[Data listing]
━━━━━━━━━━━━━━━━━━━━

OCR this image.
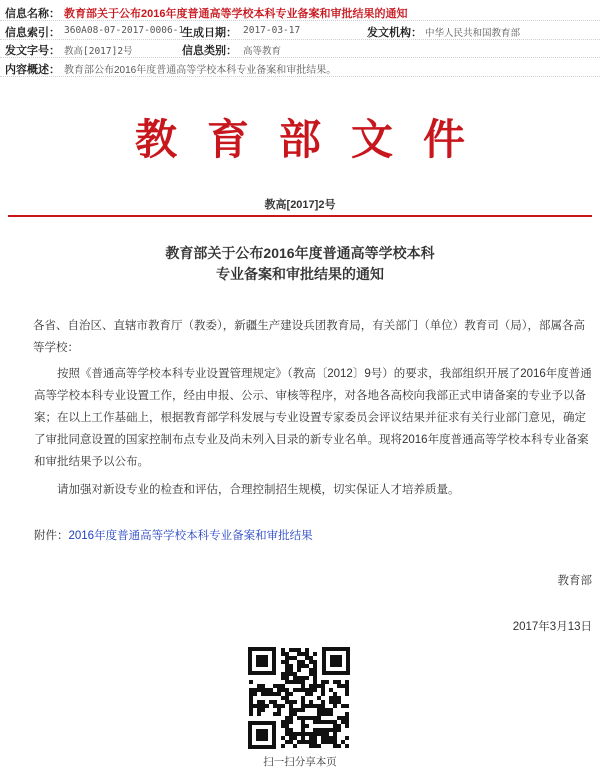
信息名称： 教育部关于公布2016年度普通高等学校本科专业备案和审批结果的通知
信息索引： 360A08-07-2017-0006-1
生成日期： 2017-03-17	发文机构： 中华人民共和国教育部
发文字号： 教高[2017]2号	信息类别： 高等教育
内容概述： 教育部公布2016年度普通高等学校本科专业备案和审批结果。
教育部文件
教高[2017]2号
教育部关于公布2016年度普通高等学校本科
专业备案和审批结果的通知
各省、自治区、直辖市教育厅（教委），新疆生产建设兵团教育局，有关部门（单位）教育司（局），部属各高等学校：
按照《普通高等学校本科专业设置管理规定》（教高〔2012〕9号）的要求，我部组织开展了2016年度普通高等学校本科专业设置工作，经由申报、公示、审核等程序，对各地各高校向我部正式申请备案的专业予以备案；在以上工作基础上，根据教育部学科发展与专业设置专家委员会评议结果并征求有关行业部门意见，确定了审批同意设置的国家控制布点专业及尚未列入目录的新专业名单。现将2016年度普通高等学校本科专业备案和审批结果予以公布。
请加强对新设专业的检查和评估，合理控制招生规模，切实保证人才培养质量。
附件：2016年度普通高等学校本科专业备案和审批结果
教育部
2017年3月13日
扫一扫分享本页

━━━━━━━━━━━━━━━━━━━━

### Instructions for the task
Each line of the material must be retyped exactly, except that images are omitted.

### Correct result
OCR this image.
信息名称： 教育部关于公布2016年度普通高等学校本科专业备案和审批结果的通知
信息索引： 360A08-07-2017-0006-1
生成日期： 2017-03-17	发文机构： 中华人民共和国教育部
发文字号： 教高[2017]2号	信息类别： 高等教育
内容概述： 教育部公布2016年度普通高等学校本科专业备案和审批结果。
教育部文件
教高[2017]2号
教育部关于公布2016年度普通高等学校本科
专业备案和审批结果的通知
各省、自治区、直辖市教育厅（教委），新疆生产建设兵团教育局，有关部门（单位）教育司（局），部属各高等学校：
按照《普通高等学校本科专业设置管理规定》（教高〔2012〕9号）的要求，我部组织开展了2016年度普通高等学校本科专业设置工作，经由申报、公示、审核等程序，对各地各高校向我部正式申请备案的专业予以备案；在以上工作基础上，根据教育部学科发展与专业设置专家委员会评议结果并征求有关行业部门意见，确定了审批同意设置的国家控制布点专业及尚未列入目录的新专业名单。现将2016年度普通高等学校本科专业备案和审批结果予以公布。
请加强对新设专业的检查和评估，合理控制招生规模，切实保证人才培养质量。
附件：2016年度普通高等学校本科专业备案和审批结果
教育部
2017年3月13日
扫一扫分享本页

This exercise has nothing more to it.